Retype every entry in its entirety, without alteration.
━━━━
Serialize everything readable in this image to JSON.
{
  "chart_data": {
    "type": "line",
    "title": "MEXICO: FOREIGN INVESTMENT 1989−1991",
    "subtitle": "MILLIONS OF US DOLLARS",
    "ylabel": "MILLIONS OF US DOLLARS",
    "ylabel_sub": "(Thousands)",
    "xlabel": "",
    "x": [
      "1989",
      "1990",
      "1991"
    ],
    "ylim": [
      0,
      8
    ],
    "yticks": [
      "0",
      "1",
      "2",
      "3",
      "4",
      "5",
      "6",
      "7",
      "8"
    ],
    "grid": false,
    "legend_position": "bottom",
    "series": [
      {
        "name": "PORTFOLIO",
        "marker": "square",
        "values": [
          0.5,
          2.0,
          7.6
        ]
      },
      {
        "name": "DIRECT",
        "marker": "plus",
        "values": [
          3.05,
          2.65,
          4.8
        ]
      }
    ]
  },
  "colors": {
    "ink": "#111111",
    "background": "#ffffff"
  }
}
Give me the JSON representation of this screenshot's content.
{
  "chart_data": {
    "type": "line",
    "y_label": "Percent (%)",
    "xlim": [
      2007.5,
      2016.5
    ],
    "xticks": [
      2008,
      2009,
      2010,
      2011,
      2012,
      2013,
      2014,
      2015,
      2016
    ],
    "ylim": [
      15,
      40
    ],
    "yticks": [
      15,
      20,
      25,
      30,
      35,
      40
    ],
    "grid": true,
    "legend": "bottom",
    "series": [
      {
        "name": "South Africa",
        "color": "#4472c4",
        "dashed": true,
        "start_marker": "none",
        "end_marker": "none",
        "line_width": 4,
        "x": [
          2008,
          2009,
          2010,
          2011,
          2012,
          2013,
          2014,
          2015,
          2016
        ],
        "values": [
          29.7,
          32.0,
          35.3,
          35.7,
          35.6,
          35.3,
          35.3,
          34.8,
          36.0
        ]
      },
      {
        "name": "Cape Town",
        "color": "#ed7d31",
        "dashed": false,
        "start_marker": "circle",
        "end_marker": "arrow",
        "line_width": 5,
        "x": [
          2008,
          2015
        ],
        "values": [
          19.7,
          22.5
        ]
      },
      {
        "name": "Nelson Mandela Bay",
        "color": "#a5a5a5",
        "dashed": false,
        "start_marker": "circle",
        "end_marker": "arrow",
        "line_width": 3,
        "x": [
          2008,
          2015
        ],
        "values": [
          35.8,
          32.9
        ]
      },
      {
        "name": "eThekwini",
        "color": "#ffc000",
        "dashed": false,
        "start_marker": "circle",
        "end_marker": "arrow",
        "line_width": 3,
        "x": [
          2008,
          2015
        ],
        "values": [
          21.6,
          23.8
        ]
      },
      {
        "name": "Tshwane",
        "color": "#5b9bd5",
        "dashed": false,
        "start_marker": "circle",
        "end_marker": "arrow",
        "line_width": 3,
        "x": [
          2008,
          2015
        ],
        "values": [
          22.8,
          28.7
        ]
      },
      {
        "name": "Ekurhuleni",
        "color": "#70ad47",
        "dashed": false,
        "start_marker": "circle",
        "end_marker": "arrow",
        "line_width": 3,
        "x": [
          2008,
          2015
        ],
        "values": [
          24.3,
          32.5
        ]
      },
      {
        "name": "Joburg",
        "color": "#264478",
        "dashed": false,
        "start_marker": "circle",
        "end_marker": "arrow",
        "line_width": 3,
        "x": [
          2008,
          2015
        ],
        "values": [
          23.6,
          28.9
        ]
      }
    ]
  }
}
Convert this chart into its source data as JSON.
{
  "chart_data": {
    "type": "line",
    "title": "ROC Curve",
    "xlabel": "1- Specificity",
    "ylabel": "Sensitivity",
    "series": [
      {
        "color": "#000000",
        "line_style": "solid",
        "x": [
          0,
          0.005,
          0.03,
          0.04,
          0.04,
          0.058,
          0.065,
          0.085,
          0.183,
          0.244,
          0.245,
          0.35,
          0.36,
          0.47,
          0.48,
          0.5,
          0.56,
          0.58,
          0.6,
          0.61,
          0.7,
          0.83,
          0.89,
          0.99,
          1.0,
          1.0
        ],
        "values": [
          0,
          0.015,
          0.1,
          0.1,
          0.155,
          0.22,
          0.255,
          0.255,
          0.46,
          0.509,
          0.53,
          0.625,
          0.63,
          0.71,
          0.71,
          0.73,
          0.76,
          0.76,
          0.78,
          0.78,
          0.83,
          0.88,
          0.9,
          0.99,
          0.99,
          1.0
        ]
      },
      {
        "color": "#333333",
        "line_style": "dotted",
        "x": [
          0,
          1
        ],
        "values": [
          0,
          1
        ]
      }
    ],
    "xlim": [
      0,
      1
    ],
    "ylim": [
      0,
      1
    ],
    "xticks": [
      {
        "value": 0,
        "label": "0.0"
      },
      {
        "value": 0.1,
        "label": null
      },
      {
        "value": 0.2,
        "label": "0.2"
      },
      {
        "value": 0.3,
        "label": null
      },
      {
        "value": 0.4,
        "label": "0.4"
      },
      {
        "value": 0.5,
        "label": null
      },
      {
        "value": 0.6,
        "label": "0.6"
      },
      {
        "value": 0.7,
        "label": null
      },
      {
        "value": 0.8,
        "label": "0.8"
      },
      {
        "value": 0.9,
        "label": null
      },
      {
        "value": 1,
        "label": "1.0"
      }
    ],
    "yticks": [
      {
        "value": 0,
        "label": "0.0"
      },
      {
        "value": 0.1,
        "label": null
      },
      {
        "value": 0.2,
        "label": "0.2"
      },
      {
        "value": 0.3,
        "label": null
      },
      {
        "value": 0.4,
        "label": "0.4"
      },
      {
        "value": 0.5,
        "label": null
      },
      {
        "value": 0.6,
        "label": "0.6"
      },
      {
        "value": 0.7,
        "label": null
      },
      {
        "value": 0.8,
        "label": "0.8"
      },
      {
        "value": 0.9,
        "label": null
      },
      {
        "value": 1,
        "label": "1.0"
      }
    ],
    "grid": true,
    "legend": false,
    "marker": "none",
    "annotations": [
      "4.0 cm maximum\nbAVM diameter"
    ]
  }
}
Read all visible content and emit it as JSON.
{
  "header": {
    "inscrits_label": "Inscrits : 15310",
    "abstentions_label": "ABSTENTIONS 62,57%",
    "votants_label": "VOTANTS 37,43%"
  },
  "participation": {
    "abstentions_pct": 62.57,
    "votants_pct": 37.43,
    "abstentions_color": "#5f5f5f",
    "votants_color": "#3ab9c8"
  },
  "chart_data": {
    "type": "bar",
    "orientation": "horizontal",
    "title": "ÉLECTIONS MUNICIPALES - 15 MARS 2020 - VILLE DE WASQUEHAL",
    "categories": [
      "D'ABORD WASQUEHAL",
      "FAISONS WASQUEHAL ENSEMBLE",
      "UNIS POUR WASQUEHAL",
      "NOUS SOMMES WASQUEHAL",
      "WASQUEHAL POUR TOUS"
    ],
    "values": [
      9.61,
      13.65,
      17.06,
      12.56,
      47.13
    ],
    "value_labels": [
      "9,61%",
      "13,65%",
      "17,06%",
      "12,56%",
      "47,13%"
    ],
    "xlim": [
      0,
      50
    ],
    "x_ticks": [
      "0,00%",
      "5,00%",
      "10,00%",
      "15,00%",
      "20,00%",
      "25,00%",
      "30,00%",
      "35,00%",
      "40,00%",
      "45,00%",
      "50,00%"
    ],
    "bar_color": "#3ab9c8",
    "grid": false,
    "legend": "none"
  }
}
━━━━
◆ **Answer**:
Serialize everything readable in this image to JSON.
{
  "chart_data": {
    "type": "line",
    "title": "MEXICO: FOREIGN INVESTMENT 1989−1991",
    "subtitle": "MILLIONS OF US DOLLARS",
    "ylabel": "MILLIONS OF US DOLLARS",
    "ylabel_sub": "(Thousands)",
    "xlabel": "",
    "x": [
      "1989",
      "1990",
      "1991"
    ],
    "ylim": [
      0,
      8
    ],
    "yticks": [
      "0",
      "1",
      "2",
      "3",
      "4",
      "5",
      "6",
      "7",
      "8"
    ],
    "grid": false,
    "legend_position": "bottom",
    "series": [
      {
        "name": "PORTFOLIO",
        "marker": "square",
        "values": [
          0.5,
          2.0,
          7.6
        ]
      },
      {
        "name": "DIRECT",
        "marker": "plus",
        "values": [
          3.05,
          2.65,
          4.8
        ]
      }
    ]
  },
  "colors": {
    "ink": "#111111",
    "background": "#ffffff"
  }
}
Give me the JSON representation of this screenshot's content.
{
  "chart_data": {
    "type": "line",
    "y_label": "Percent (%)",
    "xlim": [
      2007.5,
      2016.5
    ],
    "xticks": [
      2008,
      2009,
      2010,
      2011,
      2012,
      2013,
      2014,
      2015,
      2016
    ],
    "ylim": [
      15,
      40
    ],
    "yticks": [
      15,
      20,
      25,
      30,
      35,
      40
    ],
    "grid": true,
    "legend": "bottom",
    "series": [
      {
        "name": "South Africa",
        "color": "#4472c4",
        "dashed": true,
        "start_marker": "none",
        "end_marker": "none",
        "line_width": 4,
        "x": [
          2008,
          2009,
          2010,
          2011,
          2012,
          2013,
          2014,
          2015,
          2016
        ],
        "values": [
          29.7,
          32.0,
          35.3,
          35.7,
          35.6,
          35.3,
          35.3,
          34.8,
          36.0
        ]
      },
      {
        "name": "Cape Town",
        "color": "#ed7d31",
        "dashed": false,
        "start_marker": "circle",
        "end_marker": "arrow",
        "line_width": 5,
        "x": [
          2008,
          2015
        ],
        "values": [
          19.7,
          22.5
        ]
      },
      {
        "name": "Nelson Mandela Bay",
        "color": "#a5a5a5",
        "dashed": false,
        "start_marker": "circle",
        "end_marker": "arrow",
        "line_width": 3,
        "x": [
          2008,
          2015
        ],
        "values": [
          35.8,
          32.9
        ]
      },
      {
        "name": "eThekwini",
        "color": "#ffc000",
        "dashed": false,
        "start_marker": "circle",
        "end_marker": "arrow",
        "line_width": 3,
        "x": [
          2008,
          2015
        ],
        "values": [
          21.6,
          23.8
        ]
      },
      {
        "name": "Tshwane",
        "color": "#5b9bd5",
        "dashed": false,
        "start_marker": "circle",
        "end_marker": "arrow",
        "line_width": 3,
        "x": [
          2008,
          2015
        ],
        "values": [
          22.8,
          28.7
        ]
      },
      {
        "name": "Ekurhuleni",
        "color": "#70ad47",
        "dashed": false,
        "start_marker": "circle",
        "end_marker": "arrow",
        "line_width": 3,
        "x": [
          2008,
          2015
        ],
        "values": [
          24.3,
          32.5
        ]
      },
      {
        "name": "Joburg",
        "color": "#264478",
        "dashed": false,
        "start_marker": "circle",
        "end_marker": "arrow",
        "line_width": 3,
        "x": [
          2008,
          2015
        ],
        "values": [
          23.6,
          28.9
        ]
      }
    ]
  }
}
Convert this chart into its source data as JSON.
{
  "chart_data": {
    "type": "line",
    "title": "ROC Curve",
    "xlabel": "1- Specificity",
    "ylabel": "Sensitivity",
    "series": [
      {
        "color": "#000000",
        "line_style": "solid",
        "x": [
          0,
          0.005,
          0.03,
          0.04,
          0.04,
          0.058,
          0.065,
          0.085,
          0.183,
          0.244,
          0.245,
          0.35,
          0.36,
          0.47,
          0.48,
          0.5,
          0.56,
          0.58,
          0.6,
          0.61,
          0.7,
          0.83,
          0.89,
          0.99,
          1.0,
          1.0
        ],
        "values": [
          0,
          0.015,
          0.1,
          0.1,
          0.155,
          0.22,
          0.255,
          0.255,
          0.46,
          0.509,
          0.53,
          0.625,
          0.63,
          0.71,
          0.71,
          0.73,
          0.76,
          0.76,
          0.78,
          0.78,
          0.83,
          0.88,
          0.9,
          0.99,
          0.99,
          1.0
        ]
      },
      {
        "color": "#333333",
        "line_style": "dotted",
        "x": [
          0,
          1
        ],
        "values": [
          0,
          1
        ]
      }
    ],
    "xlim": [
      0,
      1
    ],
    "ylim": [
      0,
      1
    ],
    "xticks": [
      {
        "value": 0,
        "label": "0.0"
      },
      {
        "value": 0.1,
        "label": null
      },
      {
        "value": 0.2,
        "label": "0.2"
      },
      {
        "value": 0.3,
        "label": null
      },
      {
        "value": 0.4,
        "label": "0.4"
      },
      {
        "value": 0.5,
        "label": null
      },
      {
        "value": 0.6,
        "label": "0.6"
      },
      {
        "value": 0.7,
        "label": null
      },
      {
        "value": 0.8,
        "label": "0.8"
      },
      {
        "value": 0.9,
        "label": null
      },
      {
        "value": 1,
        "label": "1.0"
      }
    ],
    "yticks": [
      {
        "value": 0,
        "label": "0.0"
      },
      {
        "value": 0.1,
        "label": null
      },
      {
        "value": 0.2,
        "label": "0.2"
      },
      {
        "value": 0.3,
        "label": null
      },
      {
        "value": 0.4,
        "label": "0.4"
      },
      {
        "value": 0.5,
        "label": null
      },
      {
        "value": 0.6,
        "label": "0.6"
      },
      {
        "value": 0.7,
        "label": null
      },
      {
        "value": 0.8,
        "label": "0.8"
      },
      {
        "value": 0.9,
        "label": null
      },
      {
        "value": 1,
        "label": "1.0"
      }
    ],
    "grid": true,
    "legend": false,
    "marker": "none",
    "annotations": [
      "4.0 cm maximum\nbAVM diameter"
    ]
  }
}
Read all visible content and emit it as JSON.
{
  "header": {
    "inscrits_label": "Inscrits : 15310",
    "abstentions_label": "ABSTENTIONS 62,57%",
    "votants_label": "VOTANTS 37,43%"
  },
  "participation": {
    "abstentions_pct": 62.57,
    "votants_pct": 37.43,
    "abstentions_color": "#5f5f5f",
    "votants_color": "#3ab9c8"
  },
  "chart_data": {
    "type": "bar",
    "orientation": "horizontal",
    "title": "ÉLECTIONS MUNICIPALES - 15 MARS 2020 - VILLE DE WASQUEHAL",
    "categories": [
      "D'ABORD WASQUEHAL",
      "FAISONS WASQUEHAL ENSEMBLE",
      "UNIS POUR WASQUEHAL",
      "NOUS SOMMES WASQUEHAL",
      "WASQUEHAL POUR TOUS"
    ],
    "values": [
      9.61,
      13.65,
      17.06,
      12.56,
      47.13
    ],
    "value_labels": [
      "9,61%",
      "13,65%",
      "17,06%",
      "12,56%",
      "47,13%"
    ],
    "xlim": [
      0,
      50
    ],
    "x_ticks": [
      "0,00%",
      "5,00%",
      "10,00%",
      "15,00%",
      "20,00%",
      "25,00%",
      "30,00%",
      "35,00%",
      "40,00%",
      "45,00%",
      "50,00%"
    ],
    "bar_color": "#3ab9c8",
    "grid": false,
    "legend": "none"
  }
}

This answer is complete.